===== Listing =====

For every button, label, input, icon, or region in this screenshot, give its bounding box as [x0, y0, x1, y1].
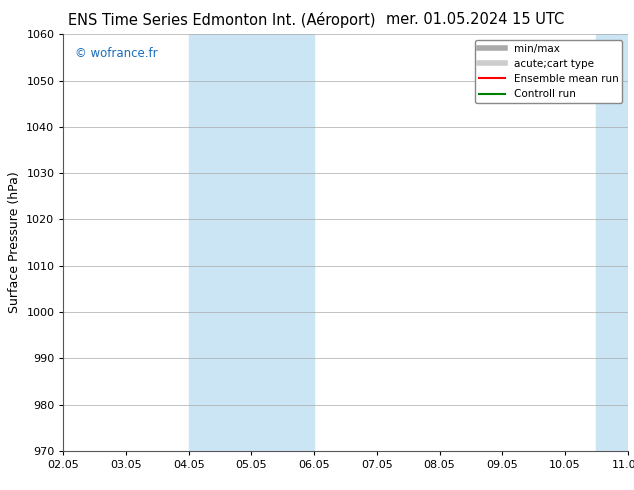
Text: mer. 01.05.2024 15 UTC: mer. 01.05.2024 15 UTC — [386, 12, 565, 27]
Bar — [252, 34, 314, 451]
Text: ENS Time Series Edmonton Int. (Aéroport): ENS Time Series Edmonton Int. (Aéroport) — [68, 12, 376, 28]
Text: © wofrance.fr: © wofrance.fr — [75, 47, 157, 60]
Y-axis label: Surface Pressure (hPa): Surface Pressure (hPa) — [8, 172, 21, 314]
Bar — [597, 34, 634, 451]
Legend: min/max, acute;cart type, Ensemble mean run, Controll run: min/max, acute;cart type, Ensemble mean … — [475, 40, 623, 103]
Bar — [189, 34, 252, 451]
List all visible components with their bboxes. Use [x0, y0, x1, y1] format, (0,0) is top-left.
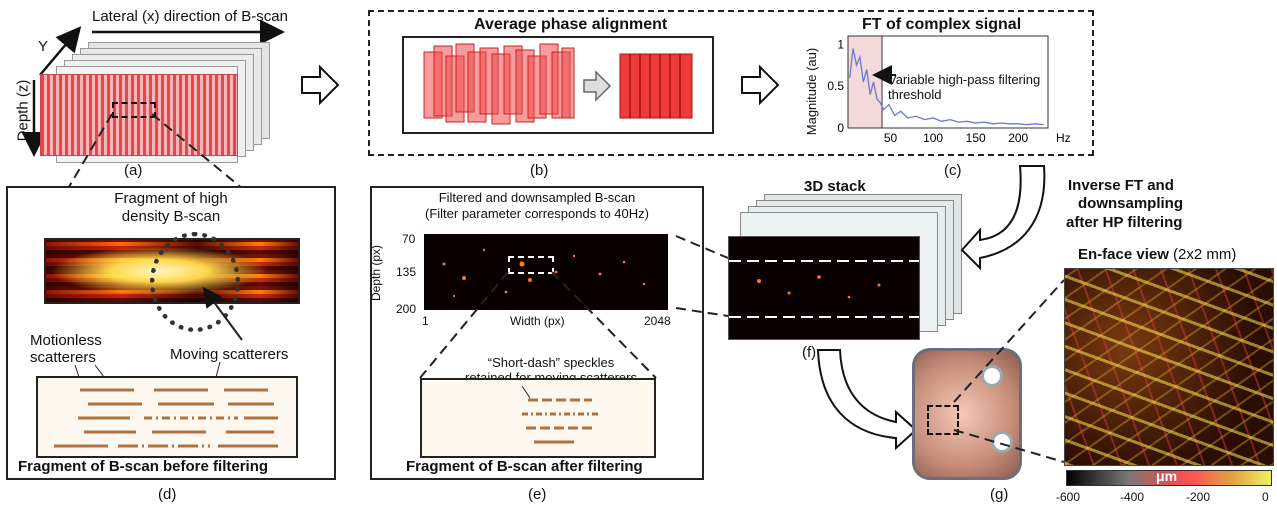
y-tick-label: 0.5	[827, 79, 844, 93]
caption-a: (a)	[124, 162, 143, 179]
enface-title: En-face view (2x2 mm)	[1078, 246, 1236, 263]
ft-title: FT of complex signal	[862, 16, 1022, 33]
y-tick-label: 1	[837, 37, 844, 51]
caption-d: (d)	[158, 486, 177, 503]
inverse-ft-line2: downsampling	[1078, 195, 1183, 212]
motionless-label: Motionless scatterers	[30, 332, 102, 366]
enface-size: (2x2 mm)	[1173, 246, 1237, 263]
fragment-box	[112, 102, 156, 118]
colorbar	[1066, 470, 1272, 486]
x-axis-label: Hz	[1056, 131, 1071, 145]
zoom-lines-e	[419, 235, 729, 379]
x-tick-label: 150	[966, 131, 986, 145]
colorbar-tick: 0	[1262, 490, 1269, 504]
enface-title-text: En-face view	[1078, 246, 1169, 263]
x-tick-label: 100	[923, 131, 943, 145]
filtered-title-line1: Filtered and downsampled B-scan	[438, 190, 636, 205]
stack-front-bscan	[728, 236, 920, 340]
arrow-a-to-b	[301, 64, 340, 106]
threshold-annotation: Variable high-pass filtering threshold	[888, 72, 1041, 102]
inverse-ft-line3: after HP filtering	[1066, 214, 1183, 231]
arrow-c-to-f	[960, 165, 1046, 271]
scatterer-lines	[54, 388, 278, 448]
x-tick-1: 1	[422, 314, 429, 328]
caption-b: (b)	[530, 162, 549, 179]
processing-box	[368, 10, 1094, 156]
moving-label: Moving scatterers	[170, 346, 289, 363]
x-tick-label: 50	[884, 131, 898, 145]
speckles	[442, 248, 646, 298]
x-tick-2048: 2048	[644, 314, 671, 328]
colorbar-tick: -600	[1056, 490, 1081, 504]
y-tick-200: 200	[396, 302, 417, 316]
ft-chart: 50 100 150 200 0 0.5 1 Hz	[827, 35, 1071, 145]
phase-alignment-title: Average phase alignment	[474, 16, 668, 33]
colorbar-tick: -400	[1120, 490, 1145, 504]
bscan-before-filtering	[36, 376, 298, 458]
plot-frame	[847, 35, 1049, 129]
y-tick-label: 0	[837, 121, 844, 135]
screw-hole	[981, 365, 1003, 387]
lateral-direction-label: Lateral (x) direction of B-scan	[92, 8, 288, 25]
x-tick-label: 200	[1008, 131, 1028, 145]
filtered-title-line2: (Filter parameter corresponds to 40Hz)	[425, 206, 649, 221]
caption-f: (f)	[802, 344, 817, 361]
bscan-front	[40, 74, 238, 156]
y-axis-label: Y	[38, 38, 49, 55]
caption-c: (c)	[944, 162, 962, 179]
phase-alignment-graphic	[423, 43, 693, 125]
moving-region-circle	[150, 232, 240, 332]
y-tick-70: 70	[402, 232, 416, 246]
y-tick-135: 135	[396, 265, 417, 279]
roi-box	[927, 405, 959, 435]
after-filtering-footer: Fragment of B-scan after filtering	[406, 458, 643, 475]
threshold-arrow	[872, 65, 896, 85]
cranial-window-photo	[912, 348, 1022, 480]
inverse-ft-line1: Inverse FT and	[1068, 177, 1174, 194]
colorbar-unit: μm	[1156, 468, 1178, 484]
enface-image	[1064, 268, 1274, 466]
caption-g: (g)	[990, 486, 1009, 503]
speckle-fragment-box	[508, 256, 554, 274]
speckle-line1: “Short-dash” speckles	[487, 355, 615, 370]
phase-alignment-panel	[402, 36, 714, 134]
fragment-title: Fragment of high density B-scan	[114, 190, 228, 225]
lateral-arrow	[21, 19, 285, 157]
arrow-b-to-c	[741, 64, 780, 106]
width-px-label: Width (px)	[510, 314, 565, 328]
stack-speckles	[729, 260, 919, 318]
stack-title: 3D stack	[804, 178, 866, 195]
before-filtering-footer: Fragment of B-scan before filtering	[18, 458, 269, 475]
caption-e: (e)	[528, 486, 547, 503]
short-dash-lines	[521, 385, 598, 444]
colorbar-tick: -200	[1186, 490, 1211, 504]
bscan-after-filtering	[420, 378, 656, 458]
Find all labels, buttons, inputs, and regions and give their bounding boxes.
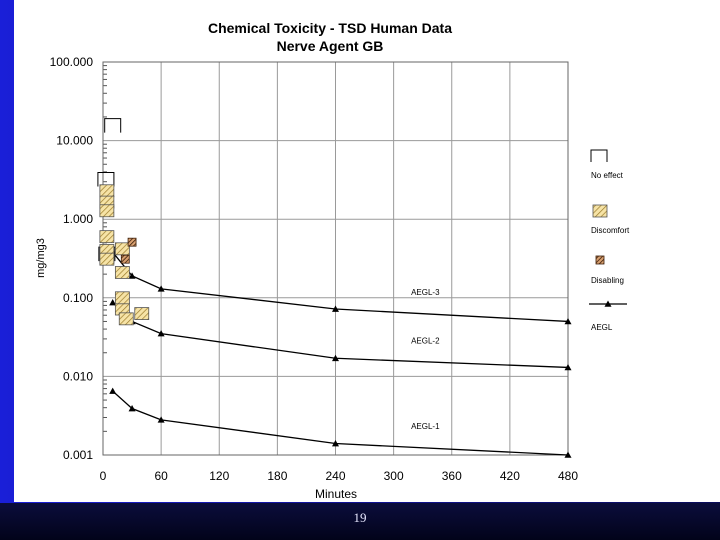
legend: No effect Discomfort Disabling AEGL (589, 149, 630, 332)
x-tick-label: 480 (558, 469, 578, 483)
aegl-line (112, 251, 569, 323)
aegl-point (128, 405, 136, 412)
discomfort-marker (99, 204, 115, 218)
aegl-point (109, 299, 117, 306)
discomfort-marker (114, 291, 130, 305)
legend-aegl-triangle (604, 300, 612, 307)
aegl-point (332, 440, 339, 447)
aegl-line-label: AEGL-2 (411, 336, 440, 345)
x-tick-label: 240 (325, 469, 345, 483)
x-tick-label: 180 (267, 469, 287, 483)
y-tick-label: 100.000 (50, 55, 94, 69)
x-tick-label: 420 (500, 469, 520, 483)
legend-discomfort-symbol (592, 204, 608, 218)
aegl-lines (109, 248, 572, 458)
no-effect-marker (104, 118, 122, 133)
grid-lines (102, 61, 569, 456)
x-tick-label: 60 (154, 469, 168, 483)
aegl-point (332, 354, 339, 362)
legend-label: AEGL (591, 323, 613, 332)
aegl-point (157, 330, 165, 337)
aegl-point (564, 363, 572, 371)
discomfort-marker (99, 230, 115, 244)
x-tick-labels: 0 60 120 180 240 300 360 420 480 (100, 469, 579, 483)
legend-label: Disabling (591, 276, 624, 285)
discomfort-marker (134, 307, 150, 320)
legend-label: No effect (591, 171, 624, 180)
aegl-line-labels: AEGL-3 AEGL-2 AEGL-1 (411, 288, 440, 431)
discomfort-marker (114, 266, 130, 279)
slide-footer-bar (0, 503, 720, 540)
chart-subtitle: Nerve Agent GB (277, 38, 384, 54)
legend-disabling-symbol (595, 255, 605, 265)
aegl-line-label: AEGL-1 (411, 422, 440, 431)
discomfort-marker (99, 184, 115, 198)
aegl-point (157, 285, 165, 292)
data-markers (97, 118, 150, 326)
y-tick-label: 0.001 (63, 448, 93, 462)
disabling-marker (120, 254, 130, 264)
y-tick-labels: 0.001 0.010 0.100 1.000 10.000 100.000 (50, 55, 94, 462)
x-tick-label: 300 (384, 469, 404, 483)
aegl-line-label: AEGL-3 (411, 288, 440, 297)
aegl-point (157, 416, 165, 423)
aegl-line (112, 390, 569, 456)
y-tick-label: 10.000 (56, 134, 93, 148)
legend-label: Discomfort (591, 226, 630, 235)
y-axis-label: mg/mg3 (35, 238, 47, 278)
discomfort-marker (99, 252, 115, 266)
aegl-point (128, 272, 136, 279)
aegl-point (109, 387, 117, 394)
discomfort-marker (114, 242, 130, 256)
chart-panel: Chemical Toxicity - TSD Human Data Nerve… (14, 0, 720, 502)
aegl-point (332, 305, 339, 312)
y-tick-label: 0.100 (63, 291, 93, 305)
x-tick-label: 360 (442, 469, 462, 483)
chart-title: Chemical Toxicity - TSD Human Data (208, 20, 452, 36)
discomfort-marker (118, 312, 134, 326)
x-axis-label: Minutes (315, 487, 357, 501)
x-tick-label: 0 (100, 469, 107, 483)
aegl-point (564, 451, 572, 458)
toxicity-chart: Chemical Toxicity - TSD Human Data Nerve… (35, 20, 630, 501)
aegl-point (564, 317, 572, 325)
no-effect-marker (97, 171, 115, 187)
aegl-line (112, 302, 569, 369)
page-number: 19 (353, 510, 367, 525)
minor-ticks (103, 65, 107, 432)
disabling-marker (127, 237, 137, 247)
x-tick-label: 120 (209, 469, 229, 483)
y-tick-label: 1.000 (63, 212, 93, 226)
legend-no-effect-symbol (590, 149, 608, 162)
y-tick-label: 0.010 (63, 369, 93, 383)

=====

▸ The task: Copy word for word everything in the data above, from the line containing "79, 844, 93]" down to the line containing "195, 1183, 212]", including both of those lines.

▸ The output:
y-tick-label: 0.5	[827, 79, 844, 93]
caption-a: (a)	[124, 162, 143, 179]
enface-title: En-face view (2x2 mm)	[1078, 246, 1236, 263]
ft-title: FT of complex signal	[862, 16, 1022, 33]
y-tick-label: 1	[837, 37, 844, 51]
caption-d: (d)	[158, 486, 177, 503]
inverse-ft-line2: downsampling	[1078, 195, 1183, 212]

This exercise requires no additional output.